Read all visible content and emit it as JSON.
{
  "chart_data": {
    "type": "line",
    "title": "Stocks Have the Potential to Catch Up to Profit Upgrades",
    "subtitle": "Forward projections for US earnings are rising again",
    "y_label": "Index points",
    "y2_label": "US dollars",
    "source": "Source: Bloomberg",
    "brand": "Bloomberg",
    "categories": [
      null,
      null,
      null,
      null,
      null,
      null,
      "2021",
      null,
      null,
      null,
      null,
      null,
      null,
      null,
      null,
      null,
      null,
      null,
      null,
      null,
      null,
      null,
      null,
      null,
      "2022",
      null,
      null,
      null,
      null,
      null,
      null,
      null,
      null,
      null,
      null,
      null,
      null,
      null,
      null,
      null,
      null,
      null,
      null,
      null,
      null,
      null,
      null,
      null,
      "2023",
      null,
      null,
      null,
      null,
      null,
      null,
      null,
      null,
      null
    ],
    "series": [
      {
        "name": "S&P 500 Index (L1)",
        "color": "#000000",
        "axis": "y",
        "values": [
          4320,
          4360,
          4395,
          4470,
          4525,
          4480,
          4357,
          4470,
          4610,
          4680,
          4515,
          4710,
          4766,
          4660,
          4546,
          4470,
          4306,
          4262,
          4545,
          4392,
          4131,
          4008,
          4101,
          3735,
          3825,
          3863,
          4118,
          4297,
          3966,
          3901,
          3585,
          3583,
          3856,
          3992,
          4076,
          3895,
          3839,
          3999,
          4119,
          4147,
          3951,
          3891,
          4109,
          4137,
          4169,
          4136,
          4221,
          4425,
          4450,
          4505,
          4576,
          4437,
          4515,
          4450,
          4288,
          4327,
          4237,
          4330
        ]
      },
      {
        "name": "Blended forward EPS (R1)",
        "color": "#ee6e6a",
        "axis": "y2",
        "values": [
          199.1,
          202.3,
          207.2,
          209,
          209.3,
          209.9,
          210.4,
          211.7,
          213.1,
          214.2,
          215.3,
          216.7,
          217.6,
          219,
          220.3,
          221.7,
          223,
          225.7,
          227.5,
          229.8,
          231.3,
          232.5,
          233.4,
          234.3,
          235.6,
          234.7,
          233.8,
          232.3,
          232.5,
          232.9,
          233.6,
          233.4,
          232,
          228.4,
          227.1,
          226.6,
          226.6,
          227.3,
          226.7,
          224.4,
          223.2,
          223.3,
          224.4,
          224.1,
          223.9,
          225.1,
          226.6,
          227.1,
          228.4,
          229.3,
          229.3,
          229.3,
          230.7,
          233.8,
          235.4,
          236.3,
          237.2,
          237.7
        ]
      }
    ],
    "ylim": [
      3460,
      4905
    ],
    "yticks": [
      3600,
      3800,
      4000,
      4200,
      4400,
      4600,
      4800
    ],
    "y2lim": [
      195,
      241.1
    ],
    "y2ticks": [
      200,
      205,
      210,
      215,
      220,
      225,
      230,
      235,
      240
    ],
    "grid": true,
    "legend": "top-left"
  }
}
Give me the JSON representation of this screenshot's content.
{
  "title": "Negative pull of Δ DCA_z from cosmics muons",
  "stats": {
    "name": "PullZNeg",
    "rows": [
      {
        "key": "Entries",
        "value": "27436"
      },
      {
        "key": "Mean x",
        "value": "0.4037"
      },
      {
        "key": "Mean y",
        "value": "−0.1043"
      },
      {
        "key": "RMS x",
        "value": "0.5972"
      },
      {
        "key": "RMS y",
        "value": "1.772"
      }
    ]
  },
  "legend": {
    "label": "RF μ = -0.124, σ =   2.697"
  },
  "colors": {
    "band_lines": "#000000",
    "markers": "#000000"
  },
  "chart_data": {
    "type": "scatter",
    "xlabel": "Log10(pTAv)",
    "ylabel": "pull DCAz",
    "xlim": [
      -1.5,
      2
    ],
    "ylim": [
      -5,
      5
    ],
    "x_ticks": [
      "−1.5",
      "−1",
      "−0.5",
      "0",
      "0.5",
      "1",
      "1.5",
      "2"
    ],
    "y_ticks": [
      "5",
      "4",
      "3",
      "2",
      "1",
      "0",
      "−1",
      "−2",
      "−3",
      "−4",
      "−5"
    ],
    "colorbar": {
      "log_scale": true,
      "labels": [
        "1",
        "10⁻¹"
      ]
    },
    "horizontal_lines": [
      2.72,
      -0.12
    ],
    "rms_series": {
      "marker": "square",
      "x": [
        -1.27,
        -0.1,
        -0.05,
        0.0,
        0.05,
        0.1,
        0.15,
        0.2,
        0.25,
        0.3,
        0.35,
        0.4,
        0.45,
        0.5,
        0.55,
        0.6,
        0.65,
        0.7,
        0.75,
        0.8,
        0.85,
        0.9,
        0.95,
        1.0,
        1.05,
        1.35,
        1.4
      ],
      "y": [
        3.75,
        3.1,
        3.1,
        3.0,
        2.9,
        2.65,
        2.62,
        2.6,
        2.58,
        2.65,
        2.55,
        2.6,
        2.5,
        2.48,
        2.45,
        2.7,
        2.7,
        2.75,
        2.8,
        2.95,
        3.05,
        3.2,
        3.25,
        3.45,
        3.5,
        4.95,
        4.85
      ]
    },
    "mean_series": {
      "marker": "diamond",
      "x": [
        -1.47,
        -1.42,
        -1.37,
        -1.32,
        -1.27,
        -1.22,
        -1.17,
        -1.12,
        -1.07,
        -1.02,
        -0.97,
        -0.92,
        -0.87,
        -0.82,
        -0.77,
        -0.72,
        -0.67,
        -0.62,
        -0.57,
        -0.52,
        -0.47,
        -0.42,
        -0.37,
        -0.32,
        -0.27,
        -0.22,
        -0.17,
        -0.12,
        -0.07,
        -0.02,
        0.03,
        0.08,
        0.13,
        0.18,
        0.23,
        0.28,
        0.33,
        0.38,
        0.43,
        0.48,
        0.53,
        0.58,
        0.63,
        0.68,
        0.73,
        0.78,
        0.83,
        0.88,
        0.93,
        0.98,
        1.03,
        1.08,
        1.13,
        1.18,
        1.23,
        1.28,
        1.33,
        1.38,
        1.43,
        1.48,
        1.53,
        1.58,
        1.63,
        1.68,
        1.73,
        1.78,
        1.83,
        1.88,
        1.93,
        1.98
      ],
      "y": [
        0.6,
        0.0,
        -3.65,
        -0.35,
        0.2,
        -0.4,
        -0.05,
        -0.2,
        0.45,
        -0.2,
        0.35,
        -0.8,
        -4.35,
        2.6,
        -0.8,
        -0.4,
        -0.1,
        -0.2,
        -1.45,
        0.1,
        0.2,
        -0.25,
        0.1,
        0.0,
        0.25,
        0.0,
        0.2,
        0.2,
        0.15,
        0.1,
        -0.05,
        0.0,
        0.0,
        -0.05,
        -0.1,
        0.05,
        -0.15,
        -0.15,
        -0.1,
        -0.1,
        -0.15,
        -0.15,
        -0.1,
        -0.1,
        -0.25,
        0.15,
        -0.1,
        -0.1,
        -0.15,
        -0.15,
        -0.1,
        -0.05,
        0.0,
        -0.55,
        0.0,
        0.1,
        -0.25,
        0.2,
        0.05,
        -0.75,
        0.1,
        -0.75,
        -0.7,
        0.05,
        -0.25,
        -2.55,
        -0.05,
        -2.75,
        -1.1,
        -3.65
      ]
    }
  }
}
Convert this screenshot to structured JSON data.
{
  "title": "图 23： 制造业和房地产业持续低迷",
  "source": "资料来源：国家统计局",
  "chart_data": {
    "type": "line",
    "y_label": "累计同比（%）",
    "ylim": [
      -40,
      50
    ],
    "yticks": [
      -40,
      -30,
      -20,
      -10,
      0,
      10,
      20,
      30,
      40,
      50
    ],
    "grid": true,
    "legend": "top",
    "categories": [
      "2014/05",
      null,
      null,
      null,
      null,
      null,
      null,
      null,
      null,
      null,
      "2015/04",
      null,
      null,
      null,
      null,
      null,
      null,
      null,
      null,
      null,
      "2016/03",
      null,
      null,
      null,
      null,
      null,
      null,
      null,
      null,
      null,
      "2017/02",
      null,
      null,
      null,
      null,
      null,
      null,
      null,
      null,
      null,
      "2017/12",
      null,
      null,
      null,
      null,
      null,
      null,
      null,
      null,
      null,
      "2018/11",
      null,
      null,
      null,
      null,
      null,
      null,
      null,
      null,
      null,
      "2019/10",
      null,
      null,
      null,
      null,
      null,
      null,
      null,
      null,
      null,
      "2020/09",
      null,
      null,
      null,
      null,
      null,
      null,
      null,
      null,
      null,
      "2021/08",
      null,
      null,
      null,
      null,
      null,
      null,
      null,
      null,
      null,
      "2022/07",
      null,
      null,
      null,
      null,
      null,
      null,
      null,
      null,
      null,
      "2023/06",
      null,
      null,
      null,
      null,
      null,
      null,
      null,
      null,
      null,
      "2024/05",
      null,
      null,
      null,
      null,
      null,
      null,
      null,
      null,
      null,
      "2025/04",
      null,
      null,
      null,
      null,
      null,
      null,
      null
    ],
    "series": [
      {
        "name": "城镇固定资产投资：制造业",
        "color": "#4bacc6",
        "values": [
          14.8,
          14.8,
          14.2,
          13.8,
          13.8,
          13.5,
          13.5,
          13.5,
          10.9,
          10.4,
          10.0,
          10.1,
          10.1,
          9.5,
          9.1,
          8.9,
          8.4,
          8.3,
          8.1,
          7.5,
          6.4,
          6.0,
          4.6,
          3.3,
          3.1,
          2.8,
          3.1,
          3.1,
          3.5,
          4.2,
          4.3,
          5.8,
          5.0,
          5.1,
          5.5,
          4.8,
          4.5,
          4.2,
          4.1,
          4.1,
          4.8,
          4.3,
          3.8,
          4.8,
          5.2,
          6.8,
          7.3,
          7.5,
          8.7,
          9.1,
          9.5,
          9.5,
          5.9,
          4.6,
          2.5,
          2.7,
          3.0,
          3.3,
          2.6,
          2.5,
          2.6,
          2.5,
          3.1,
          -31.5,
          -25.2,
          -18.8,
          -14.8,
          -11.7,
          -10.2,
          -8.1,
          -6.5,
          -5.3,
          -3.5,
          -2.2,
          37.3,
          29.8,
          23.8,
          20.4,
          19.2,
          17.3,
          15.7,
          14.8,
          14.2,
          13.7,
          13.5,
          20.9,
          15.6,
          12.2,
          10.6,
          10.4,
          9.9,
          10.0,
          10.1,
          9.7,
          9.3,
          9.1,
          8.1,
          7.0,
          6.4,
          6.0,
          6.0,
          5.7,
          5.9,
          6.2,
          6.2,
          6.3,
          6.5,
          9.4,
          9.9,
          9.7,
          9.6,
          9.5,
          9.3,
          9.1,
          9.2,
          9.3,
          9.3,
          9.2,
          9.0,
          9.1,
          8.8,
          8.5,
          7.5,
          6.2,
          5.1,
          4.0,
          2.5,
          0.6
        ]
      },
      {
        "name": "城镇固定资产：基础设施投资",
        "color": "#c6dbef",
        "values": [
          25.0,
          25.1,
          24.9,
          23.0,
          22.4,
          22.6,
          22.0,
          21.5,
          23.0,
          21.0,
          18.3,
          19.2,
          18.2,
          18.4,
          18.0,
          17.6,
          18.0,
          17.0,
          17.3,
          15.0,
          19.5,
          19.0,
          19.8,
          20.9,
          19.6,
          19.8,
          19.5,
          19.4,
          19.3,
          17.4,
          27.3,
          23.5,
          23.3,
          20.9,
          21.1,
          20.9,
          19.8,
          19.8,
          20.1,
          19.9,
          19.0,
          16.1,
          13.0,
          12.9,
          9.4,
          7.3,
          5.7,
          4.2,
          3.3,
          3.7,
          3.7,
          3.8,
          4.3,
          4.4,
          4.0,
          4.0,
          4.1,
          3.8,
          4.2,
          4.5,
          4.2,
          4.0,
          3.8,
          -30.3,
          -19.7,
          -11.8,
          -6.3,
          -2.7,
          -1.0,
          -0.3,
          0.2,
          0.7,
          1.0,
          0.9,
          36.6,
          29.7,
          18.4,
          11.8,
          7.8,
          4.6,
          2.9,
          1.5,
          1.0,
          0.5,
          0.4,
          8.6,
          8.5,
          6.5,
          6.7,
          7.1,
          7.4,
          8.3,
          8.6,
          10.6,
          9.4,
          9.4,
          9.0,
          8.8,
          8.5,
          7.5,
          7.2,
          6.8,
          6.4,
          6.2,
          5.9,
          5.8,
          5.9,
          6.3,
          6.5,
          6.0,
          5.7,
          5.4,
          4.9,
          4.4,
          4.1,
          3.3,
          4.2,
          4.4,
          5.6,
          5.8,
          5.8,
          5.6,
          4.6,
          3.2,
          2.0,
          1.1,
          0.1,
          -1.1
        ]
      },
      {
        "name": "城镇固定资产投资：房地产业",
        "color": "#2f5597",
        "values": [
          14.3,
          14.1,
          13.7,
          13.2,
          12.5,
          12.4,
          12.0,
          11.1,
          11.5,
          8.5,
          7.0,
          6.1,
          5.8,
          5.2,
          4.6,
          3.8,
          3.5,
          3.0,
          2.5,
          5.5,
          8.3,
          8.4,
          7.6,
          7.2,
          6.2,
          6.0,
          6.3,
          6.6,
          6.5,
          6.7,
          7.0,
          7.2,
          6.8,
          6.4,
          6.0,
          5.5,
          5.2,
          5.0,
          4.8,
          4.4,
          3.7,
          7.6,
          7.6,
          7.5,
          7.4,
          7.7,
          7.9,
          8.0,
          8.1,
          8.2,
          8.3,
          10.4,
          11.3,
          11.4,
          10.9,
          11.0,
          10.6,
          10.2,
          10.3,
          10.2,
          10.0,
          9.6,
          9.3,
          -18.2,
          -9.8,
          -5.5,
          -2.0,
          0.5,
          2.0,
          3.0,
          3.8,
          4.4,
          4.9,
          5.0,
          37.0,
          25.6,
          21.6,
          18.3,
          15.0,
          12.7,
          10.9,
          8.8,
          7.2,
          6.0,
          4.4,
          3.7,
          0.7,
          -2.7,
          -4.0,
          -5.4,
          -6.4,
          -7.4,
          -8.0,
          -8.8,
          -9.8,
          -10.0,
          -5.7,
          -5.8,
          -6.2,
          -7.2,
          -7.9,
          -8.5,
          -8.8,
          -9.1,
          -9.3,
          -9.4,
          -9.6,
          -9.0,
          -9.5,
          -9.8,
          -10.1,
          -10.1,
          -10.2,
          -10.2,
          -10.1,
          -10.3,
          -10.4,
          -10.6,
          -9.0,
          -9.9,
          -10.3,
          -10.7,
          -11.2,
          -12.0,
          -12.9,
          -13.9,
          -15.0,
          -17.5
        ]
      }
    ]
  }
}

━━━━━━━━━━━━━━━━

[Goal]: Copy each line holding the word "name" from the listing above.

[Task answer]:
        "name": "S&P 500 Index (L1)",
        "name": "Blended forward EPS (R1)",
    "name": "PullZNeg",
        "name": "城镇固定资产投资：制造业",
        "name": "城镇固定资产：基础设施投资",
        "name": "城镇固定资产投资：房地产业",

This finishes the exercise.